INSTRUCTION: Exact repetition of every entry is required.

RECORDS FOR PROCESSING:
-.-.-
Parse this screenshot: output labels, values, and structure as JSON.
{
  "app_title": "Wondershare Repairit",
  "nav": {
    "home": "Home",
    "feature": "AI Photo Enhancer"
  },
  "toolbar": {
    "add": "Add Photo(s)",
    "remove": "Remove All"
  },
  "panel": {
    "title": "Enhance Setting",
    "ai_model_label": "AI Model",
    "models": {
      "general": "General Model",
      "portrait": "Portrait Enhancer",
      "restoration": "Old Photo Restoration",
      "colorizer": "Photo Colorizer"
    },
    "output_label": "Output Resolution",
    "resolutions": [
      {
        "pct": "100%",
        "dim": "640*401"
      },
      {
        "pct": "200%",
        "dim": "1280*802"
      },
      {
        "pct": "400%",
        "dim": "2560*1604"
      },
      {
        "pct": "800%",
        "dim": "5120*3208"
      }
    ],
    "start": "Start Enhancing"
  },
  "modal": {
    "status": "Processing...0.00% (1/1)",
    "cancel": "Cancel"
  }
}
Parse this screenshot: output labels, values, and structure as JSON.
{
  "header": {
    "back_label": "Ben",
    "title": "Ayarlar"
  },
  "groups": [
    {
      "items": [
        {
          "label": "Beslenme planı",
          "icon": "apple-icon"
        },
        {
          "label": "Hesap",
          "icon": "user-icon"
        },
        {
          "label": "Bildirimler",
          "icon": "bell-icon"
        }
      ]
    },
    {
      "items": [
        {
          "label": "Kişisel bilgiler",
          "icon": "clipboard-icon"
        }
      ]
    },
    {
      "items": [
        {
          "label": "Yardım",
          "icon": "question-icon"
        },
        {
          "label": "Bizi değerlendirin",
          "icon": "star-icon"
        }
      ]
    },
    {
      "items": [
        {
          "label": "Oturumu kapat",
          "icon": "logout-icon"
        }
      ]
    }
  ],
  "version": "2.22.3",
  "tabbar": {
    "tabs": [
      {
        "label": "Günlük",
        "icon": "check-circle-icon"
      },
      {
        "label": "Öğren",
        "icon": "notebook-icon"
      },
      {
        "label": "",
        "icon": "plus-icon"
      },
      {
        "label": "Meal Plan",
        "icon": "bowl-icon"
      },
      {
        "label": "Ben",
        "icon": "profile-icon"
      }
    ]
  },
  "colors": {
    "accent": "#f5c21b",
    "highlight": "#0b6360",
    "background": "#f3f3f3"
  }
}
-.-.-
ANSWER IN FULL:
Parse this screenshot: output labels, values, and structure as JSON.
{
  "app_title": "Wondershare Repairit",
  "nav": {
    "home": "Home",
    "feature": "AI Photo Enhancer"
  },
  "toolbar": {
    "add": "Add Photo(s)",
    "remove": "Remove All"
  },
  "panel": {
    "title": "Enhance Setting",
    "ai_model_label": "AI Model",
    "models": {
      "general": "General Model",
      "portrait": "Portrait Enhancer",
      "restoration": "Old Photo Restoration",
      "colorizer": "Photo Colorizer"
    },
    "output_label": "Output Resolution",
    "resolutions": [
      {
        "pct": "100%",
        "dim": "640*401"
      },
      {
        "pct": "200%",
        "dim": "1280*802"
      },
      {
        "pct": "400%",
        "dim": "2560*1604"
      },
      {
        "pct": "800%",
        "dim": "5120*3208"
      }
    ],
    "start": "Start Enhancing"
  },
  "modal": {
    "status": "Processing...0.00% (1/1)",
    "cancel": "Cancel"
  }
}
Parse this screenshot: output labels, values, and structure as JSON.
{
  "header": {
    "back_label": "Ben",
    "title": "Ayarlar"
  },
  "groups": [
    {
      "items": [
        {
          "label": "Beslenme planı",
          "icon": "apple-icon"
        },
        {
          "label": "Hesap",
          "icon": "user-icon"
        },
        {
          "label": "Bildirimler",
          "icon": "bell-icon"
        }
      ]
    },
    {
      "items": [
        {
          "label": "Kişisel bilgiler",
          "icon": "clipboard-icon"
        }
      ]
    },
    {
      "items": [
        {
          "label": "Yardım",
          "icon": "question-icon"
        },
        {
          "label": "Bizi değerlendirin",
          "icon": "star-icon"
        }
      ]
    },
    {
      "items": [
        {
          "label": "Oturumu kapat",
          "icon": "logout-icon"
        }
      ]
    }
  ],
  "version": "2.22.3",
  "tabbar": {
    "tabs": [
      {
        "label": "Günlük",
        "icon": "check-circle-icon"
      },
      {
        "label": "Öğren",
        "icon": "notebook-icon"
      },
      {
        "label": "",
        "icon": "plus-icon"
      },
      {
        "label": "Meal Plan",
        "icon": "bowl-icon"
      },
      {
        "label": "Ben",
        "icon": "profile-icon"
      }
    ]
  },
  "colors": {
    "accent": "#f5c21b",
    "highlight": "#0b6360",
    "background": "#f3f3f3"
  }
}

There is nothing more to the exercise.